--- Recorded data ---

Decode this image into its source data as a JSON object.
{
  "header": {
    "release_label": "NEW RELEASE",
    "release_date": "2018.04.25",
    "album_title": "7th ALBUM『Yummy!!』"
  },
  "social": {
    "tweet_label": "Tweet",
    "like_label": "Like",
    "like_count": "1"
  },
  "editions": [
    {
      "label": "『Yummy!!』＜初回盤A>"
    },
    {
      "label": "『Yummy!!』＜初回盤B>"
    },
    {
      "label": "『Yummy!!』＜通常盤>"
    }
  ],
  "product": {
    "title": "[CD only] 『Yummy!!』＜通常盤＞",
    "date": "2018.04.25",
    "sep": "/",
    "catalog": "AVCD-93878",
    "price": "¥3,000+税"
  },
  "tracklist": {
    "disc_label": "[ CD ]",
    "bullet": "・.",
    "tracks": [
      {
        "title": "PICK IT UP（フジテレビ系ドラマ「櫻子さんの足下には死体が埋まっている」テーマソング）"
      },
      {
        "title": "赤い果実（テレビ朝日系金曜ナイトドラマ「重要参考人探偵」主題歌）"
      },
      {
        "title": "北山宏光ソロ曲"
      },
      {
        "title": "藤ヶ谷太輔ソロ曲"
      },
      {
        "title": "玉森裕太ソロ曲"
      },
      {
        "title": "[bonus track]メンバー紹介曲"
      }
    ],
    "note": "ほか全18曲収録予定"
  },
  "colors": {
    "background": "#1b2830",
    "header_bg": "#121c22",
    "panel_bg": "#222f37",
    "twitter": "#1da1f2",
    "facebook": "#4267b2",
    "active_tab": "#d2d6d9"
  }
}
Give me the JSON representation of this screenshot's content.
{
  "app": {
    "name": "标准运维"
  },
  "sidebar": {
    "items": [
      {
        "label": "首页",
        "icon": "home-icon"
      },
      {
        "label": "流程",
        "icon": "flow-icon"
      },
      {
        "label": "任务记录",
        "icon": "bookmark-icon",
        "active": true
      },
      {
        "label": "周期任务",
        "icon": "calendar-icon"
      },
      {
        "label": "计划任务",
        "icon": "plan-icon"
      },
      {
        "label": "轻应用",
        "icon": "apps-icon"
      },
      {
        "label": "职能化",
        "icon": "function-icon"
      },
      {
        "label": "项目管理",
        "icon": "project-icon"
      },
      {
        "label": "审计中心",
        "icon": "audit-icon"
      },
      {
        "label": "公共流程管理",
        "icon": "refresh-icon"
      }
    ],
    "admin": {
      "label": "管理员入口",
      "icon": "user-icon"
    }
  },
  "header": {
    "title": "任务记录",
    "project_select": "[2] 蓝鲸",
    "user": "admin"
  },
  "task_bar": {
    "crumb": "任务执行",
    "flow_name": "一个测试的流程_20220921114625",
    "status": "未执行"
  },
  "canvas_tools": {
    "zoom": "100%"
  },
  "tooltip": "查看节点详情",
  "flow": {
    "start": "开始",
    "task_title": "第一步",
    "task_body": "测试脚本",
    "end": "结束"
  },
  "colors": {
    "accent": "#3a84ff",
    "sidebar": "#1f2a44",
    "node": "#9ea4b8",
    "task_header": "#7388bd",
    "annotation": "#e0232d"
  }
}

---

Repeat the entries above exactly, leaving nothing out.

:: Finished answer ::
Decode this image into its source data as a JSON object.
{
  "header": {
    "release_label": "NEW RELEASE",
    "release_date": "2018.04.25",
    "album_title": "7th ALBUM『Yummy!!』"
  },
  "social": {
    "tweet_label": "Tweet",
    "like_label": "Like",
    "like_count": "1"
  },
  "editions": [
    {
      "label": "『Yummy!!』＜初回盤A>"
    },
    {
      "label": "『Yummy!!』＜初回盤B>"
    },
    {
      "label": "『Yummy!!』＜通常盤>"
    }
  ],
  "product": {
    "title": "[CD only] 『Yummy!!』＜通常盤＞",
    "date": "2018.04.25",
    "sep": "/",
    "catalog": "AVCD-93878",
    "price": "¥3,000+税"
  },
  "tracklist": {
    "disc_label": "[ CD ]",
    "bullet": "・.",
    "tracks": [
      {
        "title": "PICK IT UP（フジテレビ系ドラマ「櫻子さんの足下には死体が埋まっている」テーマソング）"
      },
      {
        "title": "赤い果実（テレビ朝日系金曜ナイトドラマ「重要参考人探偵」主題歌）"
      },
      {
        "title": "北山宏光ソロ曲"
      },
      {
        "title": "藤ヶ谷太輔ソロ曲"
      },
      {
        "title": "玉森裕太ソロ曲"
      },
      {
        "title": "[bonus track]メンバー紹介曲"
      }
    ],
    "note": "ほか全18曲収録予定"
  },
  "colors": {
    "background": "#1b2830",
    "header_bg": "#121c22",
    "panel_bg": "#222f37",
    "twitter": "#1da1f2",
    "facebook": "#4267b2",
    "active_tab": "#d2d6d9"
  }
}
Give me the JSON representation of this screenshot's content.
{
  "app": {
    "name": "标准运维"
  },
  "sidebar": {
    "items": [
      {
        "label": "首页",
        "icon": "home-icon"
      },
      {
        "label": "流程",
        "icon": "flow-icon"
      },
      {
        "label": "任务记录",
        "icon": "bookmark-icon",
        "active": true
      },
      {
        "label": "周期任务",
        "icon": "calendar-icon"
      },
      {
        "label": "计划任务",
        "icon": "plan-icon"
      },
      {
        "label": "轻应用",
        "icon": "apps-icon"
      },
      {
        "label": "职能化",
        "icon": "function-icon"
      },
      {
        "label": "项目管理",
        "icon": "project-icon"
      },
      {
        "label": "审计中心",
        "icon": "audit-icon"
      },
      {
        "label": "公共流程管理",
        "icon": "refresh-icon"
      }
    ],
    "admin": {
      "label": "管理员入口",
      "icon": "user-icon"
    }
  },
  "header": {
    "title": "任务记录",
    "project_select": "[2] 蓝鲸",
    "user": "admin"
  },
  "task_bar": {
    "crumb": "任务执行",
    "flow_name": "一个测试的流程_20220921114625",
    "status": "未执行"
  },
  "canvas_tools": {
    "zoom": "100%"
  },
  "tooltip": "查看节点详情",
  "flow": {
    "start": "开始",
    "task_title": "第一步",
    "task_body": "测试脚本",
    "end": "结束"
  },
  "colors": {
    "accent": "#3a84ff",
    "sidebar": "#1f2a44",
    "node": "#9ea4b8",
    "task_header": "#7388bd",
    "annotation": "#e0232d"
  }
}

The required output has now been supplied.